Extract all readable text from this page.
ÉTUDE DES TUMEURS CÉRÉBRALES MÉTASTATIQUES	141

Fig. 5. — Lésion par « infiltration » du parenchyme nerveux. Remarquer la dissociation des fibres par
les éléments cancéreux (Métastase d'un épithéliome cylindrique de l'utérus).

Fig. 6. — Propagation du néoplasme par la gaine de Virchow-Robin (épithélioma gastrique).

...

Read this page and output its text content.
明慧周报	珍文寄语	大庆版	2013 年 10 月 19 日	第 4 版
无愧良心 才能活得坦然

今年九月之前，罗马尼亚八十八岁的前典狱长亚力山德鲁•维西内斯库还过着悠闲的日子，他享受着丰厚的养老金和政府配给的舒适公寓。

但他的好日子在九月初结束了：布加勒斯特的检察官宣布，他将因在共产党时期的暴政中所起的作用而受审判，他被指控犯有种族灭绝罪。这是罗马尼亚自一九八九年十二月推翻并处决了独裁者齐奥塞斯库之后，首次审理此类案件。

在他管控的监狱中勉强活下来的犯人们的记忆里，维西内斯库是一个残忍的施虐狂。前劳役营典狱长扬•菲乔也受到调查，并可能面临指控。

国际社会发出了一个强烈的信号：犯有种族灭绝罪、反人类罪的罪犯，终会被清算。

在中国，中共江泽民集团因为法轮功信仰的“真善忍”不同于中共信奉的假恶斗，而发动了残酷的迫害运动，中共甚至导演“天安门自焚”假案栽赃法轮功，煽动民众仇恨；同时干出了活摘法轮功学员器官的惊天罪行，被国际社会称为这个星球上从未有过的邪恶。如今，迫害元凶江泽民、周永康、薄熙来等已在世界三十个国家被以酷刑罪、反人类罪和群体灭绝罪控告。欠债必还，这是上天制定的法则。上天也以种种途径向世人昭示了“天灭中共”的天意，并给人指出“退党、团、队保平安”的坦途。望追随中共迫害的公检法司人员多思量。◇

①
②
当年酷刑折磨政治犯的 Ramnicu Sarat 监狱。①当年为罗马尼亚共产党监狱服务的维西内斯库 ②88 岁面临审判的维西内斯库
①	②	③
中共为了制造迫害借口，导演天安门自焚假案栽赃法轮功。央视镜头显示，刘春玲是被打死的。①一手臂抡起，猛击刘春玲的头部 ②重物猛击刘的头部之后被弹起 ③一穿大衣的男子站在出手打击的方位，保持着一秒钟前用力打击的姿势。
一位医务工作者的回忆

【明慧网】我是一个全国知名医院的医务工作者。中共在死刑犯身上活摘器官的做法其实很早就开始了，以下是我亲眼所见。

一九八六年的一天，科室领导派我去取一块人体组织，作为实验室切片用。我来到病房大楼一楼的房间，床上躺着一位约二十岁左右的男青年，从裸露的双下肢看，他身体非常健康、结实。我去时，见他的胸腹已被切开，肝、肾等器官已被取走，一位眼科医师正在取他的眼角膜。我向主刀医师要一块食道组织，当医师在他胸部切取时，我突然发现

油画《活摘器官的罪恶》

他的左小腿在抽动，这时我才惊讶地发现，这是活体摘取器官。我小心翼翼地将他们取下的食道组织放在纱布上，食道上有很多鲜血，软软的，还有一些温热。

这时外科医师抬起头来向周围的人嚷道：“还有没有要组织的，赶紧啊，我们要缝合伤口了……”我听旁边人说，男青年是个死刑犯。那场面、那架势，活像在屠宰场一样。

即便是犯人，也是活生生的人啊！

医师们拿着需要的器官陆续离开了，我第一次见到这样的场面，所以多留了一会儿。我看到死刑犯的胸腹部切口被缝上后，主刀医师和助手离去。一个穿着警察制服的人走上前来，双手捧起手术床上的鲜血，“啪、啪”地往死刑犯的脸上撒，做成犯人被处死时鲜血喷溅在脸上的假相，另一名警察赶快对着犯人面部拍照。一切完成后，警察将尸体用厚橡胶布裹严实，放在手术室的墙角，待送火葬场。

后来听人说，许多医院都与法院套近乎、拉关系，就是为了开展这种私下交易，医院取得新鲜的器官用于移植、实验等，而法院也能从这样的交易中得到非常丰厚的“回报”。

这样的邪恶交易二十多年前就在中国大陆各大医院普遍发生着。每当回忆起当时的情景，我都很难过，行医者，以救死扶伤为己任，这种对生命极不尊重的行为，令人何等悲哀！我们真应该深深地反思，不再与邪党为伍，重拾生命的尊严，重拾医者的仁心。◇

_CHALLENGE_. Gather up every line from the listing above in which the word "text" occurs.

_FINAL RESULT_.
Extract all readable text from this page.
Read this page and output its text content.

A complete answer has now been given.